**STATED PROBLEM**
Reproduce all of the data below word for word, leaving out the picture.

....

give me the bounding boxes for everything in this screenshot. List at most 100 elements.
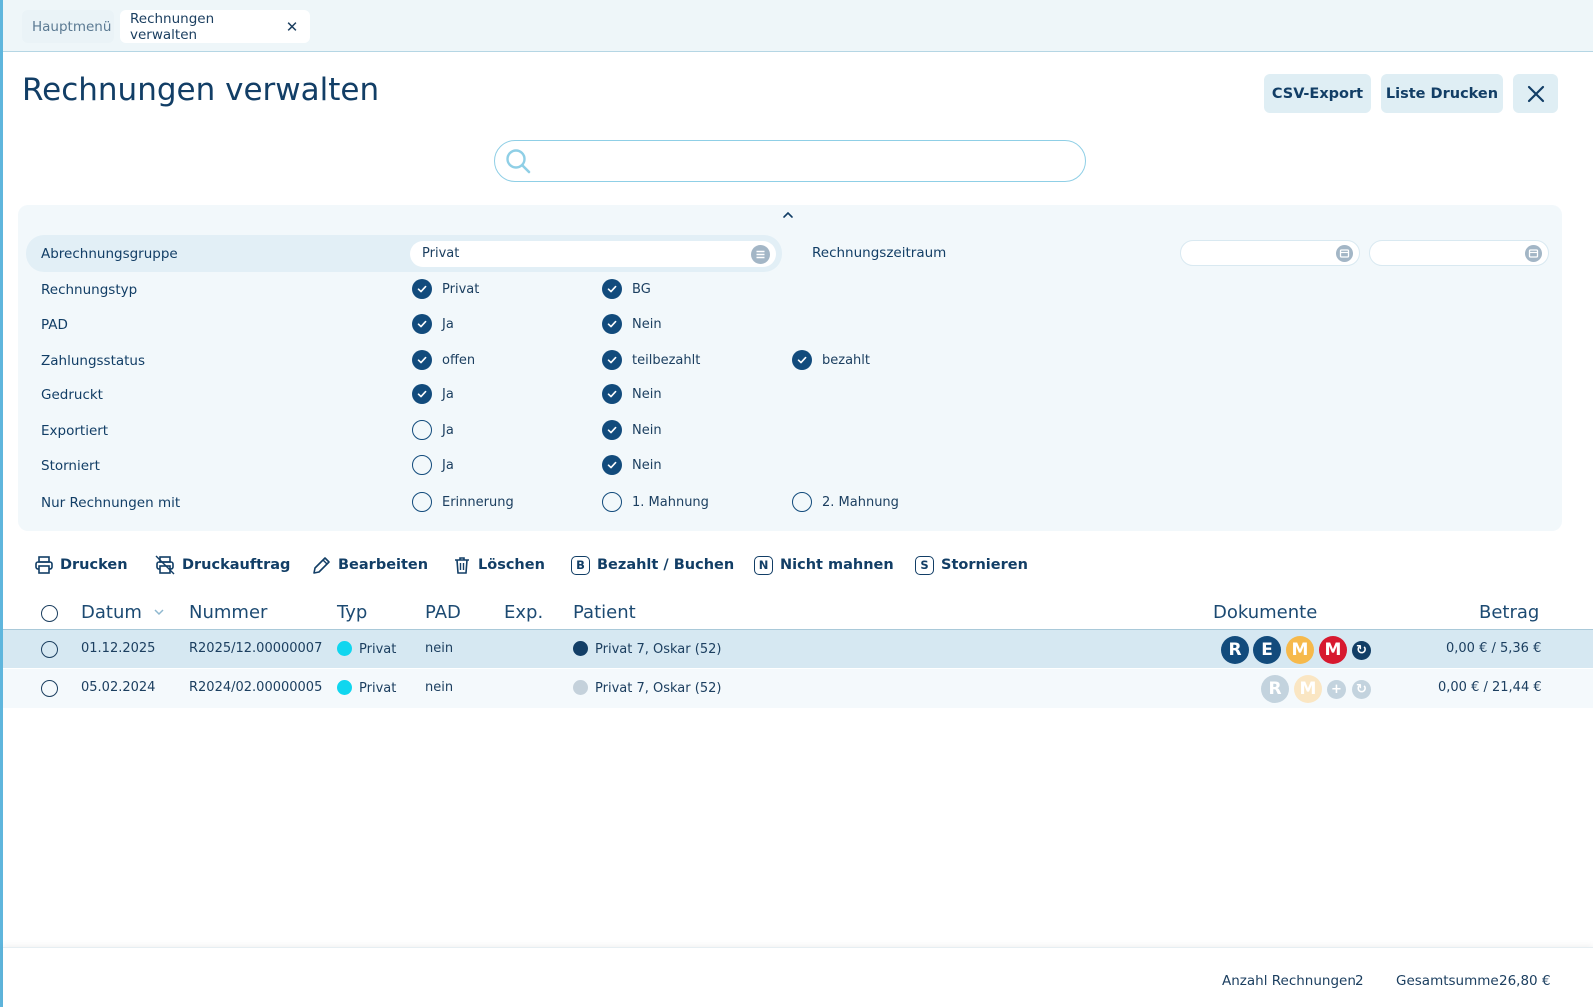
type-dot-icon bbox=[337, 641, 352, 656]
filter-option-checkbox[interactable]: Ja bbox=[412, 314, 454, 334]
column-date[interactable]: Datum bbox=[81, 602, 165, 623]
filter-option-label: BG bbox=[632, 281, 651, 297]
filter-label: Gedruckt bbox=[41, 387, 103, 403]
letter-n-icon: N bbox=[754, 555, 773, 575]
row-select-radio[interactable] bbox=[41, 680, 58, 697]
column-date-label: Datum bbox=[81, 602, 142, 623]
column-documents[interactable]: Dokumente bbox=[1213, 602, 1317, 623]
close-button[interactable] bbox=[1513, 74, 1558, 113]
doc-reminder-icon[interactable]: M bbox=[1286, 636, 1314, 664]
filter-option-checkbox[interactable]: Nein bbox=[602, 384, 662, 404]
select-all-radio[interactable] bbox=[41, 605, 58, 622]
tab-hauptmenue[interactable]: Hauptmenü bbox=[22, 10, 114, 43]
edit-label: Bearbeiten bbox=[338, 557, 429, 573]
person-icon bbox=[573, 641, 588, 656]
filter-option-label: Ja bbox=[442, 316, 454, 332]
calendar-icon[interactable] bbox=[1525, 245, 1542, 262]
tab-bar: Hauptmenü Rechnungen verwalten ✕ bbox=[3, 0, 1593, 52]
filter-option-label: Ja bbox=[442, 422, 454, 438]
filter-option-checkbox[interactable]: offen bbox=[412, 350, 475, 370]
csv-export-button[interactable]: CSV-Export bbox=[1264, 74, 1371, 113]
column-type[interactable]: Typ bbox=[337, 602, 367, 623]
column-patient[interactable]: Patient bbox=[573, 602, 636, 623]
total-sum-value: 26,80 € bbox=[1499, 973, 1551, 989]
filter-option-label: offen bbox=[442, 352, 476, 368]
table-row[interactable]: 05.02.2024 R2024/02.00000005 Privat nein… bbox=[3, 669, 1593, 708]
table-row[interactable]: 01.12.2025 R2025/12.00000007 Privat nein… bbox=[3, 630, 1593, 668]
no-dunning-button[interactable]: N Nicht mahnen bbox=[754, 552, 894, 578]
filter-option-checkbox[interactable]: Ja bbox=[412, 420, 454, 440]
chevron-up-icon[interactable] bbox=[780, 207, 796, 223]
row-amount: 0,00 € / 21,44 € bbox=[1438, 680, 1542, 695]
row-number: R2025/12.00000007 bbox=[189, 641, 323, 656]
doc-invoice-icon[interactable]: R bbox=[1221, 636, 1249, 664]
checkbox-unchecked-icon bbox=[412, 492, 432, 512]
checkbox-checked-icon bbox=[602, 350, 622, 370]
footer-summary: Anzahl Rechnungen 2 Gesamtsumme 26,80 € bbox=[3, 947, 1593, 1007]
row-amount: 0,00 € / 5,36 € bbox=[1446, 641, 1542, 656]
total-sum-label: Gesamtsumme bbox=[1396, 973, 1499, 989]
filter-label: Rechnungstyp bbox=[41, 282, 138, 298]
period-from-date[interactable] bbox=[1180, 240, 1360, 266]
row-pad: nein bbox=[425, 641, 454, 656]
print-job-button[interactable]: Druckauftrag bbox=[154, 552, 290, 578]
list-menu-icon[interactable] bbox=[751, 245, 770, 264]
print-job-label: Druckauftrag bbox=[182, 557, 291, 573]
filter-option-label: Erinnerung bbox=[442, 494, 514, 510]
period-to-date[interactable] bbox=[1369, 240, 1549, 266]
column-number[interactable]: Nummer bbox=[189, 602, 267, 623]
delete-button[interactable]: Löschen bbox=[452, 552, 545, 578]
filter-label: PAD bbox=[41, 317, 68, 333]
tab-rechnungen-verwalten[interactable]: Rechnungen verwalten ✕ bbox=[120, 10, 310, 43]
filter-option-checkbox[interactable]: Erinnerung bbox=[412, 492, 514, 512]
add-icon[interactable]: + bbox=[1327, 680, 1346, 699]
filter-option-checkbox[interactable]: 1. Mahnung bbox=[602, 492, 709, 512]
row-patient-label: Privat 7, Oskar (52) bbox=[595, 681, 722, 696]
print-list-button[interactable]: Liste Drucken bbox=[1381, 74, 1503, 113]
checkbox-unchecked-icon bbox=[792, 492, 812, 512]
filter-option-checkbox[interactable]: Ja bbox=[412, 384, 454, 404]
search-input[interactable] bbox=[541, 147, 1071, 175]
filter-option-checkbox[interactable]: Nein bbox=[602, 420, 662, 440]
trash-icon bbox=[455, 557, 469, 574]
row-date: 05.02.2024 bbox=[81, 680, 156, 695]
pencil-icon bbox=[313, 556, 330, 574]
column-exp[interactable]: Exp. bbox=[504, 602, 543, 623]
filter-option-checkbox[interactable]: Privat bbox=[412, 279, 479, 299]
edit-button[interactable]: Bearbeiten bbox=[311, 552, 428, 578]
filter-option-checkbox[interactable]: Nein bbox=[602, 455, 662, 475]
filter-option-checkbox[interactable]: Nein bbox=[602, 314, 662, 334]
invoice-period-label: Rechnungszeitraum bbox=[812, 245, 947, 261]
print-button[interactable]: Drucken bbox=[34, 552, 128, 578]
column-amount[interactable]: Betrag bbox=[1479, 602, 1539, 623]
doc-invoice-icon[interactable]: R bbox=[1261, 675, 1289, 703]
refresh-icon[interactable]: ↻ bbox=[1352, 641, 1371, 660]
cancel-invoice-button[interactable]: S Stornieren bbox=[915, 552, 1028, 578]
row-pad: nein bbox=[425, 680, 454, 695]
row-patient[interactable]: Privat 7, Oskar (52) bbox=[573, 641, 721, 657]
filter-option-checkbox[interactable]: BG bbox=[602, 279, 651, 299]
filter-option-label: Ja bbox=[442, 386, 454, 402]
row-patient[interactable]: Privat 7, Oskar (52) bbox=[573, 680, 721, 696]
billing-group-select[interactable]: Privat bbox=[410, 241, 776, 267]
chevron-down-icon bbox=[154, 609, 164, 616]
print-label: Drucken bbox=[60, 557, 128, 573]
filter-option-label: 2. Mahnung bbox=[822, 494, 899, 510]
doc-e-icon[interactable]: E bbox=[1253, 636, 1281, 664]
search-box bbox=[494, 140, 1086, 182]
doc-reminder-icon[interactable]: M bbox=[1294, 675, 1322, 703]
column-pad[interactable]: PAD bbox=[425, 602, 461, 623]
refresh-icon[interactable]: ↻ bbox=[1352, 680, 1371, 699]
filter-option-checkbox[interactable]: Ja bbox=[412, 455, 454, 475]
filter-option-label: Nein bbox=[632, 457, 662, 473]
paid-book-button[interactable]: B Bezahlt / Buchen bbox=[571, 552, 734, 578]
calendar-icon[interactable] bbox=[1336, 245, 1353, 262]
tab-close-icon[interactable]: ✕ bbox=[284, 18, 300, 36]
filter-option-label: Nein bbox=[632, 316, 662, 332]
filter-option-checkbox[interactable]: 2. Mahnung bbox=[792, 492, 899, 512]
doc-dunning-icon[interactable]: M bbox=[1319, 636, 1347, 664]
row-select-radio[interactable] bbox=[41, 641, 58, 658]
filter-option-checkbox[interactable]: teilbezahlt bbox=[602, 350, 700, 370]
filter-option-label: Privat bbox=[442, 281, 480, 297]
filter-option-checkbox[interactable]: bezahlt bbox=[792, 350, 870, 370]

....

**FULL RESPONSE**
give me the bounding boxes for everything in this screenshot. List at most 100 elements.
type-dot-icon bbox=[337, 641, 352, 656]
filter-option-checkbox[interactable]: Ja bbox=[412, 314, 454, 334]
column-date[interactable]: Datum bbox=[81, 602, 165, 623]
filter-option-label: BG bbox=[632, 281, 651, 297]
filter-label: Gedruckt bbox=[41, 387, 103, 403]
letter-n-icon: N bbox=[754, 555, 773, 575]
row-select-radio[interactable] bbox=[41, 680, 58, 697]
column-date-label: Datum bbox=[81, 602, 142, 623]
column-documents[interactable]: Dokumente bbox=[1213, 602, 1317, 623]
close-button[interactable] bbox=[1513, 74, 1558, 113]
doc-reminder-icon[interactable]: M bbox=[1286, 636, 1314, 664]
filter-option-checkbox[interactable]: Nein bbox=[602, 384, 662, 404]
select-all-radio[interactable] bbox=[41, 605, 58, 622]
tab-hauptmenue[interactable]: Hauptmenü bbox=[22, 10, 114, 43]
edit-label: Bearbeiten bbox=[338, 557, 429, 573]
person-icon bbox=[573, 641, 588, 656]
filter-option-label: Ja bbox=[442, 316, 454, 332]
calendar-icon[interactable] bbox=[1525, 245, 1542, 262]
tab-bar: Hauptmenü Rechnungen verwalten ✕ bbox=[3, 0, 1593, 52]
filter-option-label: Ja bbox=[442, 422, 454, 438]
filter-option-checkbox[interactable]: offen bbox=[412, 350, 475, 370]
csv-export-button[interactable]: CSV-Export bbox=[1264, 74, 1371, 113]
column-type[interactable]: Typ bbox=[337, 602, 367, 623]
column-patient[interactable]: Patient bbox=[573, 602, 636, 623]
total-sum-value: 26,80 € bbox=[1499, 973, 1551, 989]
filter-option-label: offen bbox=[442, 352, 476, 368]
table-row[interactable]: 05.02.2024 R2024/02.00000005 Privat nein… bbox=[3, 669, 1593, 708]
table-row[interactable]: 01.12.2025 R2025/12.00000007 Privat nein… bbox=[3, 630, 1593, 668]
no-dunning-button[interactable]: N Nicht mahnen bbox=[754, 552, 894, 578]
filter-option-checkbox[interactable]: Ja bbox=[412, 420, 454, 440]
chevron-up-icon[interactable] bbox=[780, 207, 796, 223]
row-amount: 0,00 € / 21,44 € bbox=[1438, 680, 1542, 695]
row-number: R2025/12.00000007 bbox=[189, 641, 323, 656]
doc-invoice-icon[interactable]: R bbox=[1221, 636, 1249, 664]
checkbox-unchecked-icon bbox=[412, 492, 432, 512]
checkbox-checked-icon bbox=[602, 350, 622, 370]
footer-summary: Anzahl Rechnungen 2 Gesamtsumme 26,80 € bbox=[3, 947, 1593, 1007]
row-amount: 0,00 € / 5,36 € bbox=[1446, 641, 1542, 656]
total-sum-label: Gesamtsumme bbox=[1396, 973, 1499, 989]
filter-label: Rechnungstyp bbox=[41, 282, 138, 298]
period-from-date[interactable] bbox=[1180, 240, 1360, 266]
row-pad: nein bbox=[425, 641, 454, 656]
print-job-button[interactable]: Druckauftrag bbox=[154, 552, 290, 578]
list-menu-icon[interactable] bbox=[751, 245, 770, 264]
print-job-label: Druckauftrag bbox=[182, 557, 291, 573]
filter-option-label: Erinnerung bbox=[442, 494, 514, 510]
period-to-date[interactable] bbox=[1369, 240, 1549, 266]
column-number[interactable]: Nummer bbox=[189, 602, 267, 623]
delete-button[interactable]: Löschen bbox=[452, 552, 545, 578]
filter-label: PAD bbox=[41, 317, 68, 333]
tab-rechnungen-verwalten[interactable]: Rechnungen verwalten ✕ bbox=[120, 10, 310, 43]
filter-option-checkbox[interactable]: Erinnerung bbox=[412, 492, 514, 512]
add-icon[interactable]: + bbox=[1327, 680, 1346, 699]
filter-option-checkbox[interactable]: 1. Mahnung bbox=[602, 492, 709, 512]
row-patient-label: Privat 7, Oskar (52) bbox=[595, 681, 722, 696]
print-list-button[interactable]: Liste Drucken bbox=[1381, 74, 1503, 113]
checkbox-unchecked-icon bbox=[792, 492, 812, 512]
filter-option-checkbox[interactable]: Ja bbox=[412, 384, 454, 404]
search-input[interactable] bbox=[541, 147, 1071, 175]
filter-option-checkbox[interactable]: Nein bbox=[602, 420, 662, 440]
trash-icon bbox=[455, 557, 469, 574]
row-date: 05.02.2024 bbox=[81, 680, 156, 695]
pencil-icon bbox=[313, 556, 330, 574]
column-exp[interactable]: Exp. bbox=[504, 602, 543, 623]
filter-option-checkbox[interactable]: Privat bbox=[412, 279, 479, 299]
edit-button[interactable]: Bearbeiten bbox=[311, 552, 428, 578]
filter-option-checkbox[interactable]: Nein bbox=[602, 455, 662, 475]
filter-option-checkbox[interactable]: Nein bbox=[602, 314, 662, 334]
invoice-period-label: Rechnungszeitraum bbox=[812, 245, 947, 261]
print-button[interactable]: Drucken bbox=[34, 552, 128, 578]
column-amount[interactable]: Betrag bbox=[1479, 602, 1539, 623]
doc-invoice-icon[interactable]: R bbox=[1261, 675, 1289, 703]
refresh-icon[interactable]: ↻ bbox=[1352, 641, 1371, 660]
cancel-invoice-button[interactable]: S Stornieren bbox=[915, 552, 1028, 578]
row-pad: nein bbox=[425, 680, 454, 695]
row-patient[interactable]: Privat 7, Oskar (52) bbox=[573, 641, 721, 657]
filter-option-checkbox[interactable]: BG bbox=[602, 279, 651, 299]
filter-option-label: Ja bbox=[442, 386, 454, 402]
row-patient[interactable]: Privat 7, Oskar (52) bbox=[573, 680, 721, 696]
billing-group-select[interactable]: Privat bbox=[410, 241, 776, 267]
chevron-down-icon bbox=[154, 609, 164, 616]
print-label: Drucken bbox=[60, 557, 128, 573]
filter-option-label: 2. Mahnung bbox=[822, 494, 899, 510]
doc-e-icon[interactable]: E bbox=[1253, 636, 1281, 664]
search-box bbox=[494, 140, 1086, 182]
doc-reminder-icon[interactable]: M bbox=[1294, 675, 1322, 703]
column-pad[interactable]: PAD bbox=[425, 602, 461, 623]
refresh-icon[interactable]: ↻ bbox=[1352, 680, 1371, 699]
filter-option-checkbox[interactable]: Ja bbox=[412, 455, 454, 475]
filter-option-label: Nein bbox=[632, 457, 662, 473]
paid-book-button[interactable]: B Bezahlt / Buchen bbox=[571, 552, 734, 578]
calendar-icon[interactable] bbox=[1336, 245, 1353, 262]
tab-close-icon[interactable]: ✕ bbox=[284, 18, 300, 36]
filter-option-label: Nein bbox=[632, 316, 662, 332]
filter-option-checkbox[interactable]: 2. Mahnung bbox=[792, 492, 899, 512]
doc-dunning-icon[interactable]: M bbox=[1319, 636, 1347, 664]
row-select-radio[interactable] bbox=[41, 641, 58, 658]
filter-option-checkbox[interactable]: teilbezahlt bbox=[602, 350, 700, 370]
filter-option-label: Privat bbox=[442, 281, 480, 297]
filter-option-checkbox[interactable]: bezahlt bbox=[792, 350, 870, 370]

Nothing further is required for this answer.